• [Data records]:
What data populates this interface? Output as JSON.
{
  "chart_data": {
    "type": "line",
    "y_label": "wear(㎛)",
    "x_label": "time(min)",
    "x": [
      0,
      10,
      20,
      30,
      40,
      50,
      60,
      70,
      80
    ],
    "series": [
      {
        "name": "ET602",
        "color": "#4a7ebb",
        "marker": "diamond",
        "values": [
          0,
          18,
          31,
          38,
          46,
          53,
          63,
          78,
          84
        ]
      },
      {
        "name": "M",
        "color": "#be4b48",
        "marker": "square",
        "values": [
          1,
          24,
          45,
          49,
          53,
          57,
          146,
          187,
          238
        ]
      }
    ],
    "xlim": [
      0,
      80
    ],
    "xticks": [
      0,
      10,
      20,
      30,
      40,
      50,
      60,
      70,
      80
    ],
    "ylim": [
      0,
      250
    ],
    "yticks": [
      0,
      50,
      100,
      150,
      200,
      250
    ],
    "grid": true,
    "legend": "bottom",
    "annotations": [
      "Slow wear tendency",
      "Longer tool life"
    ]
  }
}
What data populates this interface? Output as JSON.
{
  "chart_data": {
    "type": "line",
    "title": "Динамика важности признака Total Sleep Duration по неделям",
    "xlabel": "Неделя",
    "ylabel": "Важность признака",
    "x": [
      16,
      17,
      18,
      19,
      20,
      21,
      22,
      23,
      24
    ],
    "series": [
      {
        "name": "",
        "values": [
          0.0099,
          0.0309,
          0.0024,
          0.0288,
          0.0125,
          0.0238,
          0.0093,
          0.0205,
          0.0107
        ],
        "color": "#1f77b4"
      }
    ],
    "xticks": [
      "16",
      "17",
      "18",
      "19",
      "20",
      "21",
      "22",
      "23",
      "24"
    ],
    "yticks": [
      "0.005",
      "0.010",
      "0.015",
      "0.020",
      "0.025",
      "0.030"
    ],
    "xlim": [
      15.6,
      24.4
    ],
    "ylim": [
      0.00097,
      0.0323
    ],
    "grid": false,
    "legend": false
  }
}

• [Work required]: Print all of the entries exactly as they are written.

• [Reply to the task]:
What data populates this interface? Output as JSON.
{
  "chart_data": {
    "type": "line",
    "y_label": "wear(㎛)",
    "x_label": "time(min)",
    "x": [
      0,
      10,
      20,
      30,
      40,
      50,
      60,
      70,
      80
    ],
    "series": [
      {
        "name": "ET602",
        "color": "#4a7ebb",
        "marker": "diamond",
        "values": [
          0,
          18,
          31,
          38,
          46,
          53,
          63,
          78,
          84
        ]
      },
      {
        "name": "M",
        "color": "#be4b48",
        "marker": "square",
        "values": [
          1,
          24,
          45,
          49,
          53,
          57,
          146,
          187,
          238
        ]
      }
    ],
    "xlim": [
      0,
      80
    ],
    "xticks": [
      0,
      10,
      20,
      30,
      40,
      50,
      60,
      70,
      80
    ],
    "ylim": [
      0,
      250
    ],
    "yticks": [
      0,
      50,
      100,
      150,
      200,
      250
    ],
    "grid": true,
    "legend": "bottom",
    "annotations": [
      "Slow wear tendency",
      "Longer tool life"
    ]
  }
}
What data populates this interface? Output as JSON.
{
  "chart_data": {
    "type": "line",
    "title": "Динамика важности признака Total Sleep Duration по неделям",
    "xlabel": "Неделя",
    "ylabel": "Важность признака",
    "x": [
      16,
      17,
      18,
      19,
      20,
      21,
      22,
      23,
      24
    ],
    "series": [
      {
        "name": "",
        "values": [
          0.0099,
          0.0309,
          0.0024,
          0.0288,
          0.0125,
          0.0238,
          0.0093,
          0.0205,
          0.0107
        ],
        "color": "#1f77b4"
      }
    ],
    "xticks": [
      "16",
      "17",
      "18",
      "19",
      "20",
      "21",
      "22",
      "23",
      "24"
    ],
    "yticks": [
      "0.005",
      "0.010",
      "0.015",
      "0.020",
      "0.025",
      "0.030"
    ],
    "xlim": [
      15.6,
      24.4
    ],
    "ylim": [
      0.00097,
      0.0323
    ],
    "grid": false,
    "legend": false
  }
}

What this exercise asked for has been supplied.